_What is needed_
Each line of the records below that contains "image" needs to be copied.

═════ Provided material

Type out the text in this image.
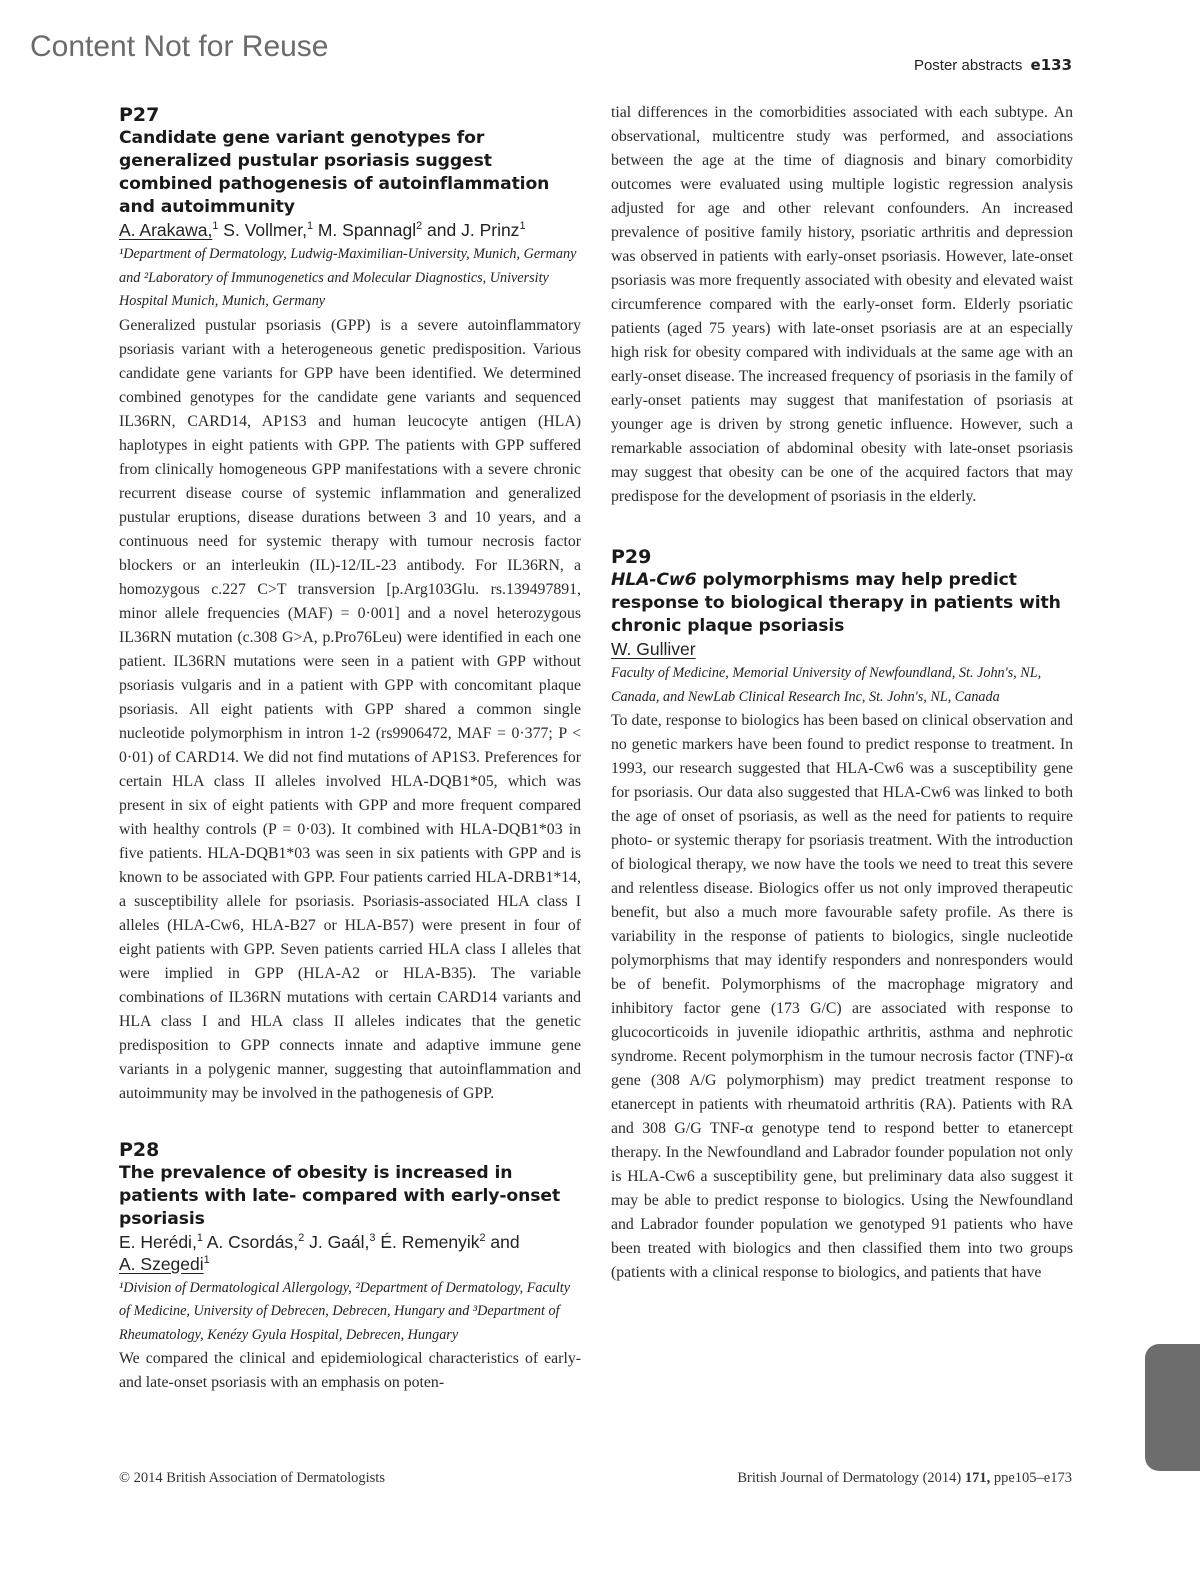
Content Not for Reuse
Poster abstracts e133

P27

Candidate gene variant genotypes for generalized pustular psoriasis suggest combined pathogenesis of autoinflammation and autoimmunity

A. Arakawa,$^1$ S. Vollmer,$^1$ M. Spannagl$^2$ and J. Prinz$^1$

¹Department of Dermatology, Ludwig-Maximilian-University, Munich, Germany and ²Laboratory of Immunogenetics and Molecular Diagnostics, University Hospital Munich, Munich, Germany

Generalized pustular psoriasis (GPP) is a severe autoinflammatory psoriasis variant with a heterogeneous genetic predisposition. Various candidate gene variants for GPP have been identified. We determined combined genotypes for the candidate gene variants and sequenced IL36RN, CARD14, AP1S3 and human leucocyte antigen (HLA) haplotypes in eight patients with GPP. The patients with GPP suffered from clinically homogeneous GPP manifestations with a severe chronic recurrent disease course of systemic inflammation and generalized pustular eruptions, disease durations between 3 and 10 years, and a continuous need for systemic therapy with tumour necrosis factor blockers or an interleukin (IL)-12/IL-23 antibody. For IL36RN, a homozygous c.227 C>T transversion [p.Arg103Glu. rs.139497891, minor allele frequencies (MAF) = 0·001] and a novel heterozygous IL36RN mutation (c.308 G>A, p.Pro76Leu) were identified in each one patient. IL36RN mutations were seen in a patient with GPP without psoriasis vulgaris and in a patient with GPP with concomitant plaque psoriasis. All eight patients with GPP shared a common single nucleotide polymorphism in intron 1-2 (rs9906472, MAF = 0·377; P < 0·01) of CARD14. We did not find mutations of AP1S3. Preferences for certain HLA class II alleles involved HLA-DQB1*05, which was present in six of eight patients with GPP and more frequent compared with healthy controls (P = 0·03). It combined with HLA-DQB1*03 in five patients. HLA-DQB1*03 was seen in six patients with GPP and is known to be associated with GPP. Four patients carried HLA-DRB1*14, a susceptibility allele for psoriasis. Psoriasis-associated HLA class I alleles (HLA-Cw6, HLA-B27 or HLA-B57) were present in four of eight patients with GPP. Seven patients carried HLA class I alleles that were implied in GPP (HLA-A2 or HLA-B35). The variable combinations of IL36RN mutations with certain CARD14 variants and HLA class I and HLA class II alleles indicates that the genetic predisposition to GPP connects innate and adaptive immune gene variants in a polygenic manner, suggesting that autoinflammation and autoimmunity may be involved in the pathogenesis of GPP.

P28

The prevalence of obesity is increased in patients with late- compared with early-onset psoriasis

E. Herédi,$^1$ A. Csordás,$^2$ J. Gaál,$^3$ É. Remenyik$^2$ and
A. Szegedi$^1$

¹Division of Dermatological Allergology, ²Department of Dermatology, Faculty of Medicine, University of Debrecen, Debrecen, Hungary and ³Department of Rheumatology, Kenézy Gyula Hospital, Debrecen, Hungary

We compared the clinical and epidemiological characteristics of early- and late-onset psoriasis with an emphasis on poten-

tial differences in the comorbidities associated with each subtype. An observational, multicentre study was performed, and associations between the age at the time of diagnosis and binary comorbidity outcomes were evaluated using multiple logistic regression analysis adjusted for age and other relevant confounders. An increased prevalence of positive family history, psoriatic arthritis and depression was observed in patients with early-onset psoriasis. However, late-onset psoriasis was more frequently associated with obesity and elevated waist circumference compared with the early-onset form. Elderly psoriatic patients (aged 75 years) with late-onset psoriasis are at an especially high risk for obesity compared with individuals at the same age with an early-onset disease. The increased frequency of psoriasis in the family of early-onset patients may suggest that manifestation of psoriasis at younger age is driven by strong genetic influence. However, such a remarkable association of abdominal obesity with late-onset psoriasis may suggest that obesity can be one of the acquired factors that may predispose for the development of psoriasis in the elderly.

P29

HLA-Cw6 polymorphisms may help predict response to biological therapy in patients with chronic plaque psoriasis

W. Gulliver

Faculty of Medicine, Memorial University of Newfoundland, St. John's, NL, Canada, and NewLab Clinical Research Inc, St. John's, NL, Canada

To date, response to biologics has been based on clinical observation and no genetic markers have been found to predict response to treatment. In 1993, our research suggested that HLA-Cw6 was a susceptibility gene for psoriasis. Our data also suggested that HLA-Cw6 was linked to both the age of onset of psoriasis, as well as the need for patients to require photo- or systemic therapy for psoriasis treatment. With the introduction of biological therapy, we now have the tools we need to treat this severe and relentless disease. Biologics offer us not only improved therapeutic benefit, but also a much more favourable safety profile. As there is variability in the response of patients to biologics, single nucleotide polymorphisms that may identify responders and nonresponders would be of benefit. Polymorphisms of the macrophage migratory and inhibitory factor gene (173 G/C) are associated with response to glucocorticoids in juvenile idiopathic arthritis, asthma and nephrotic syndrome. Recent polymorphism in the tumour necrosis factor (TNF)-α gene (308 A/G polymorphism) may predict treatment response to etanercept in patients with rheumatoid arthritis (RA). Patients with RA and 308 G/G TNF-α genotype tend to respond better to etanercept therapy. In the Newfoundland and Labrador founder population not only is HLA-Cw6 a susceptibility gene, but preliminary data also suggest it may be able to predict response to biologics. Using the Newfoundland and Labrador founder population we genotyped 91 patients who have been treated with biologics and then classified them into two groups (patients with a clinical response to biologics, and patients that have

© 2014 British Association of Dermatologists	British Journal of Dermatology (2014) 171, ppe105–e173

══════════
═════ Provided material

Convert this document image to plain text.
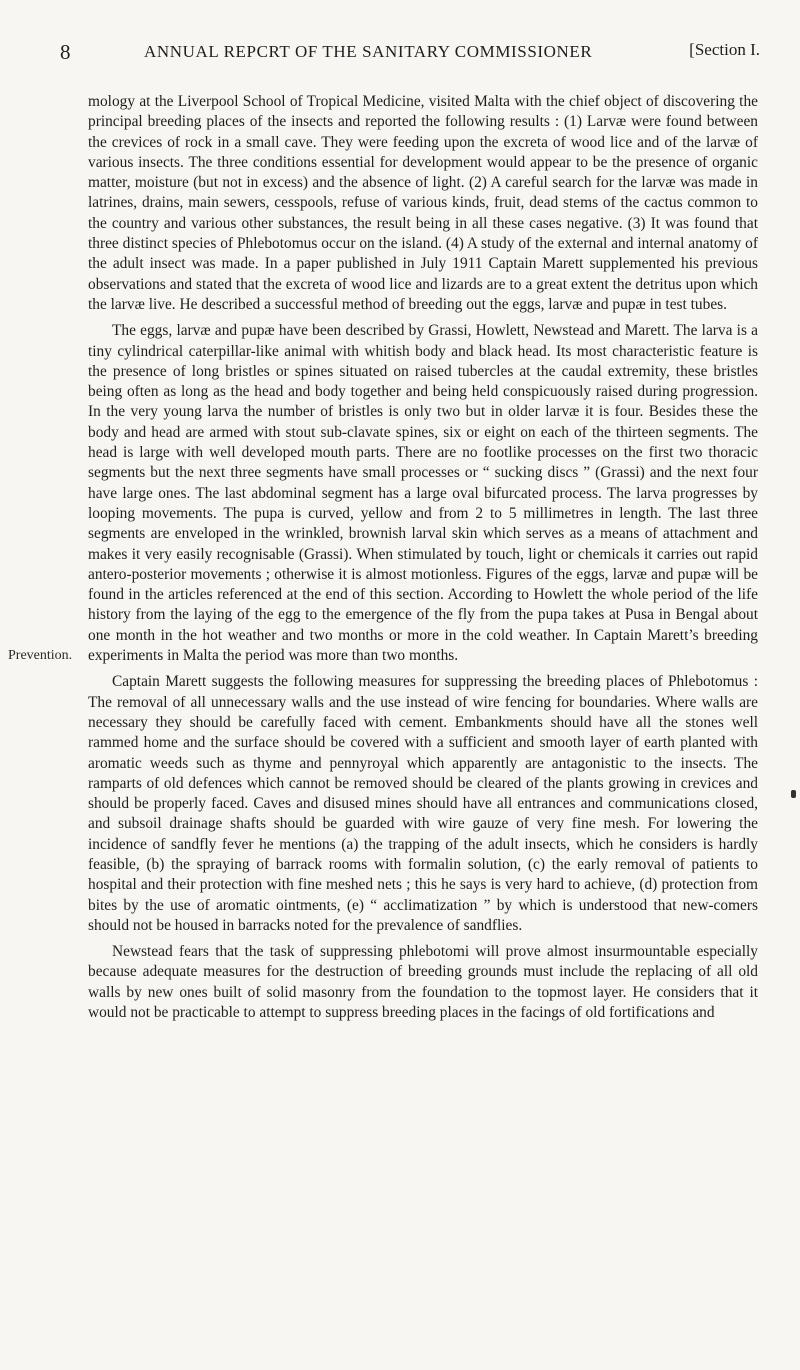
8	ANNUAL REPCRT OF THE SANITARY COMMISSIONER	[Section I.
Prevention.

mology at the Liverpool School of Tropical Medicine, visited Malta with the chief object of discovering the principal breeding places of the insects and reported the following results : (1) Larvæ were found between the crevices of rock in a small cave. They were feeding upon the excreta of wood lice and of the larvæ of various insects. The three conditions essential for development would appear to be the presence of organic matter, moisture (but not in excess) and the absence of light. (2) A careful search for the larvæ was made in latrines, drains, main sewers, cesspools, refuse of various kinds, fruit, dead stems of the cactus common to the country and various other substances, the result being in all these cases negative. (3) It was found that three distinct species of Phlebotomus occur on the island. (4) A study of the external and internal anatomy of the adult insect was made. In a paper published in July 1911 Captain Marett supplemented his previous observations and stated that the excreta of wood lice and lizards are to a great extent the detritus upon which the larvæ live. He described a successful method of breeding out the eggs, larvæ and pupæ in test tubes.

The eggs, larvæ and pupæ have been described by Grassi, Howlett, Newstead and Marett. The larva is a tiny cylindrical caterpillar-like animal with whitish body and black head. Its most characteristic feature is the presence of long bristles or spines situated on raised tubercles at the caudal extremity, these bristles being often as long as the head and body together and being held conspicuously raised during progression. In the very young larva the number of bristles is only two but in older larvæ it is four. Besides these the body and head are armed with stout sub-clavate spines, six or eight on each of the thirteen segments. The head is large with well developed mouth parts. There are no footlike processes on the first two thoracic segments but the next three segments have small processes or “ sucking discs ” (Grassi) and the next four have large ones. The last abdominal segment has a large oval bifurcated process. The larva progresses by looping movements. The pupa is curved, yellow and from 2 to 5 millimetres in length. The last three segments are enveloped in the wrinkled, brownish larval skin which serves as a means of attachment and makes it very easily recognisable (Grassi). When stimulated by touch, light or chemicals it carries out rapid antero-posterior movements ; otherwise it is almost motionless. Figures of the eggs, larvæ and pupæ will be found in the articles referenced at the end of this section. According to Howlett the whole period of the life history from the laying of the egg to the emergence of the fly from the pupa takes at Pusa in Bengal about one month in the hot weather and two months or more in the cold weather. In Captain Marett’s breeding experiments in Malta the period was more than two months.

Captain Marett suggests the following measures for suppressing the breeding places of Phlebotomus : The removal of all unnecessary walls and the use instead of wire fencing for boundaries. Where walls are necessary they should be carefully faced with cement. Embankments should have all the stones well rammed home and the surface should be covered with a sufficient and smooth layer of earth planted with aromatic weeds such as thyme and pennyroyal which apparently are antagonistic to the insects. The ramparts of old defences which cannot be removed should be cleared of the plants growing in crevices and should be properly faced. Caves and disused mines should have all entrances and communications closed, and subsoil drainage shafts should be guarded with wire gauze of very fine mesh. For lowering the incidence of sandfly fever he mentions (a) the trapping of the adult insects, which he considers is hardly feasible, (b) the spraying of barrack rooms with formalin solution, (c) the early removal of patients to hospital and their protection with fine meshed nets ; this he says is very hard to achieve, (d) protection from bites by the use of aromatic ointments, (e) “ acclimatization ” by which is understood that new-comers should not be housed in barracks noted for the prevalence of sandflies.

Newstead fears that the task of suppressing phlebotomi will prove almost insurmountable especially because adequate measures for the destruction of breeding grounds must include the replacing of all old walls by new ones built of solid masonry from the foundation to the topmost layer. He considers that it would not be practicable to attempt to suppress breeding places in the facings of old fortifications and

══════════

_Solution for this exercise_
Type out the text in this image.
Convert this document image to plain text.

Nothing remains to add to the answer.